-- START Given entries --

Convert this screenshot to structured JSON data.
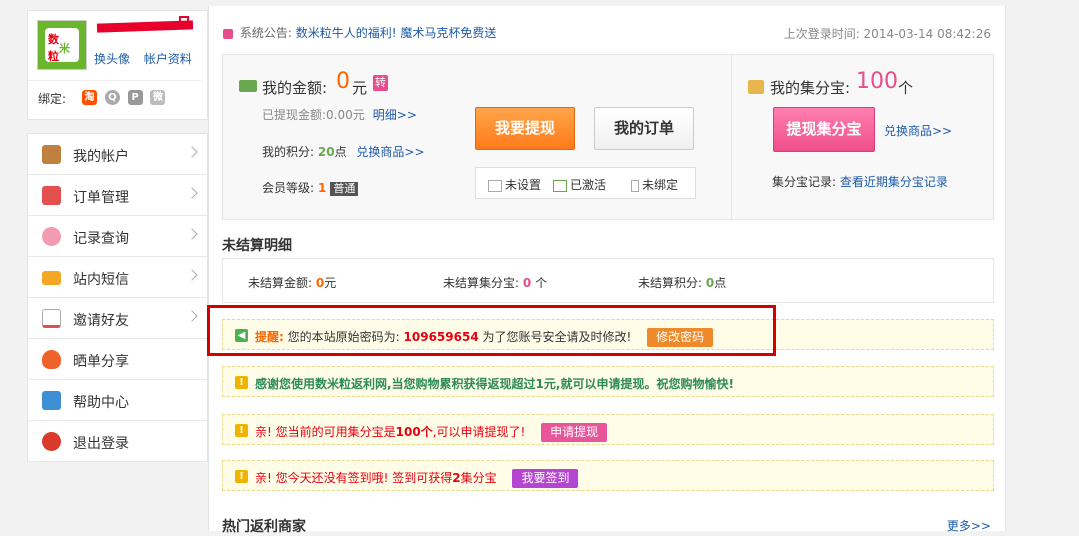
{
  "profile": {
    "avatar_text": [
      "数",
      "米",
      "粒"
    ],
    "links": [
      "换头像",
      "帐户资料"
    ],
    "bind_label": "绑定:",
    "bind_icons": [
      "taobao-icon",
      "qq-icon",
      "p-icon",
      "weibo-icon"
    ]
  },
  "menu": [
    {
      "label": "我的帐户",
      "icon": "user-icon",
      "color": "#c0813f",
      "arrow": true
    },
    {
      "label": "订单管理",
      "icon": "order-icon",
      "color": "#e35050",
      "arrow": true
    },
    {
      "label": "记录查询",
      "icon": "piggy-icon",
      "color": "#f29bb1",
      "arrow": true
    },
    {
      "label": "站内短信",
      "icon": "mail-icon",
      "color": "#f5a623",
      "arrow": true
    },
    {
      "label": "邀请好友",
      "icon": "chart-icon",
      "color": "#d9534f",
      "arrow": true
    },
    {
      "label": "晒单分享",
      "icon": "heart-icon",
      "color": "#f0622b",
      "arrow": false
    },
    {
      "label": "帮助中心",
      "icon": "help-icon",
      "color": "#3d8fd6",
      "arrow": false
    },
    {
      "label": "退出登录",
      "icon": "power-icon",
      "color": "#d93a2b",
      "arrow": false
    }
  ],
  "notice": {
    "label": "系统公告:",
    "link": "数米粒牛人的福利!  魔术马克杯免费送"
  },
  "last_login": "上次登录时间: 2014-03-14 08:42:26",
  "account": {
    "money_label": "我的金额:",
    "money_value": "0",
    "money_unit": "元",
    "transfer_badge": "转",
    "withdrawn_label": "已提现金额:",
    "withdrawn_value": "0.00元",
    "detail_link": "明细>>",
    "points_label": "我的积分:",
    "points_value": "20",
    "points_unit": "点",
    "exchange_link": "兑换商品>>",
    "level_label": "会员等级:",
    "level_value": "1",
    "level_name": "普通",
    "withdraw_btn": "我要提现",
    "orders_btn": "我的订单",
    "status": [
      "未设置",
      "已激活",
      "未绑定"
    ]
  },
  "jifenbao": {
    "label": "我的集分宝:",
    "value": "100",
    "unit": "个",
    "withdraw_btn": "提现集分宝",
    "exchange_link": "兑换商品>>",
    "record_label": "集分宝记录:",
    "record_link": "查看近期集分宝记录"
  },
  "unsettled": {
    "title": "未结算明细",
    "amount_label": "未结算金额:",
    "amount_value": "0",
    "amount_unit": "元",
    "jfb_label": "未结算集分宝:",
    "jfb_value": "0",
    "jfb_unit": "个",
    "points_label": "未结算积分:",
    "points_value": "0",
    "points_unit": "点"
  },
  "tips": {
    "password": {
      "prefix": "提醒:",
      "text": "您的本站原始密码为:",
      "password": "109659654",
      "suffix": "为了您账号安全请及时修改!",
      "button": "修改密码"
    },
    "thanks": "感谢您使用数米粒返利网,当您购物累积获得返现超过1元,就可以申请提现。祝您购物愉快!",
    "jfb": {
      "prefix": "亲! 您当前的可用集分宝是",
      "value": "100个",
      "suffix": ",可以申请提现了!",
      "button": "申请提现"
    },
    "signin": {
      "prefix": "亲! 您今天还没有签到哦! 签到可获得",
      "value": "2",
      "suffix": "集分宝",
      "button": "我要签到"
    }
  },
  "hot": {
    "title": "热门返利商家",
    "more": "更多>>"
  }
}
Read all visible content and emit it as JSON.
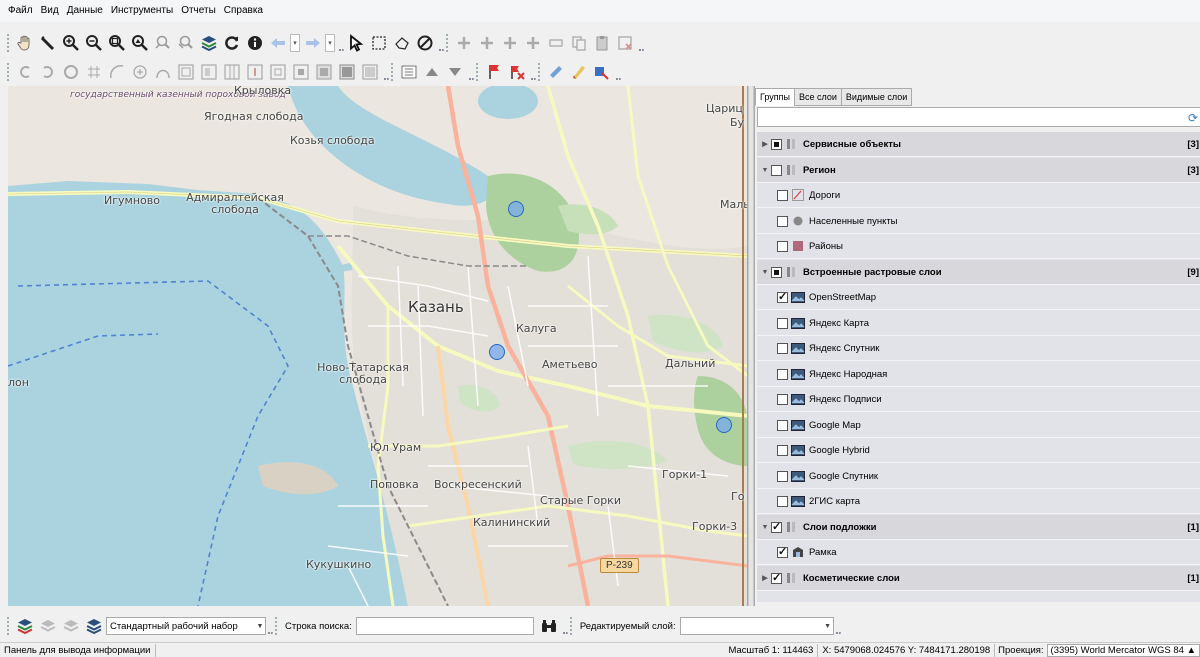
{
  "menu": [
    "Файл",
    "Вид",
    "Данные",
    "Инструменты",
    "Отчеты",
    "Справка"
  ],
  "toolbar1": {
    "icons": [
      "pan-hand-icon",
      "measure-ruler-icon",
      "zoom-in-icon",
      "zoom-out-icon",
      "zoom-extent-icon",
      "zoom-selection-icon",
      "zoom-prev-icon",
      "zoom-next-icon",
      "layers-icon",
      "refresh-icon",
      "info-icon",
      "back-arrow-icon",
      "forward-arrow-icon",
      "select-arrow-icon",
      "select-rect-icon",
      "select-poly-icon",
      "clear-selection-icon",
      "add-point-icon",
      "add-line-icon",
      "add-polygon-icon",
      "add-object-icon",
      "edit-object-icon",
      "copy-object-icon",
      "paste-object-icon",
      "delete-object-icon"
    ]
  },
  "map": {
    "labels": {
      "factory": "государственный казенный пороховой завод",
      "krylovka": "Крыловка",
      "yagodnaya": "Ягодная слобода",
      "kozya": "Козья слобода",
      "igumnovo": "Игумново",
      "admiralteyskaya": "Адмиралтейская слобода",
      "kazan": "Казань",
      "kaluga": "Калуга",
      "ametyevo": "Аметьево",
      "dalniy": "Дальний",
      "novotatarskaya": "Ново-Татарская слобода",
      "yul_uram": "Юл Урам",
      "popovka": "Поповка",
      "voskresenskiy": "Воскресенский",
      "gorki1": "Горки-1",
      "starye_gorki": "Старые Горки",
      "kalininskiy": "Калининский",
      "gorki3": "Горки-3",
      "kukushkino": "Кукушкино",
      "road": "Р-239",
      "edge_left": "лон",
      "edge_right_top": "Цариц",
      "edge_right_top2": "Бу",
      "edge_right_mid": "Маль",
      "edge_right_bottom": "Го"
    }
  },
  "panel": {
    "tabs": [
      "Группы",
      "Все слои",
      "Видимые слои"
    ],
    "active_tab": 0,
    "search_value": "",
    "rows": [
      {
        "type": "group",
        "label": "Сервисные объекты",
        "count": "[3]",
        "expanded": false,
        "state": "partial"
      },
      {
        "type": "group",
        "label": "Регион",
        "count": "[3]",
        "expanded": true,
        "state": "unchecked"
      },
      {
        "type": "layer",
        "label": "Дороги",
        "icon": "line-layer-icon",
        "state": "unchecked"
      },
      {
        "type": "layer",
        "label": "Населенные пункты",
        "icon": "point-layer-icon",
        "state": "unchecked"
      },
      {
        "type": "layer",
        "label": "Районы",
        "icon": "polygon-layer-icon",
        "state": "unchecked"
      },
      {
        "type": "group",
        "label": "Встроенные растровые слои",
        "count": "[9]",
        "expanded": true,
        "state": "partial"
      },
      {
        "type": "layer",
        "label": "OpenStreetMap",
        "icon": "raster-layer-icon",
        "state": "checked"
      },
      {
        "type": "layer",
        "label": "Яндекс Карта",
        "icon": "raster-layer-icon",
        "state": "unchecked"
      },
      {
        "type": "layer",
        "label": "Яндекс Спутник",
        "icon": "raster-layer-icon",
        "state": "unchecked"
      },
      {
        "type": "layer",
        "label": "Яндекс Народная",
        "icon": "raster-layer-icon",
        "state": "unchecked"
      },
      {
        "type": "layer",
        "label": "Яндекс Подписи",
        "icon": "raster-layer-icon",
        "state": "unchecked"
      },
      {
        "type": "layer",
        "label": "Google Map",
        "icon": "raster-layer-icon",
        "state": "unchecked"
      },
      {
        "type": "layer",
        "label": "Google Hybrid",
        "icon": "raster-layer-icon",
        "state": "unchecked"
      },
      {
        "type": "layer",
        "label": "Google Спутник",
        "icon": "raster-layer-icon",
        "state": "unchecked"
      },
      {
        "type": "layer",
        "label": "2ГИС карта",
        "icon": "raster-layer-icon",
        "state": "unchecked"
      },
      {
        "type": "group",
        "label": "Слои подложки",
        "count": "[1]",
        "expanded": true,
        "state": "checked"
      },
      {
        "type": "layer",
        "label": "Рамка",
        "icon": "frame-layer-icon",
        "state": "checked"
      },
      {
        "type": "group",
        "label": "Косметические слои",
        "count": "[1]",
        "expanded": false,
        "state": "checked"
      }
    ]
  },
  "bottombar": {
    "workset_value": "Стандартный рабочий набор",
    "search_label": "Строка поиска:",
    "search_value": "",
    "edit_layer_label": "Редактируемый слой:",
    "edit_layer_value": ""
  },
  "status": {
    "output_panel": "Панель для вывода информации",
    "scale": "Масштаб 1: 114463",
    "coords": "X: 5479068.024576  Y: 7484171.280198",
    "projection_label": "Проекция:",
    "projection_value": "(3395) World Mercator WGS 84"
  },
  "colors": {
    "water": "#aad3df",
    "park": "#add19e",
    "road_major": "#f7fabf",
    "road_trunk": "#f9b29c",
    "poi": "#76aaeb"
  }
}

-- END Given entries --

• **What you will do**: Extract every line from the records above that contains the word "Спутник".

• **Task output**:
        "label": "Яндекс Спутник",
        "label": "Google Спутник",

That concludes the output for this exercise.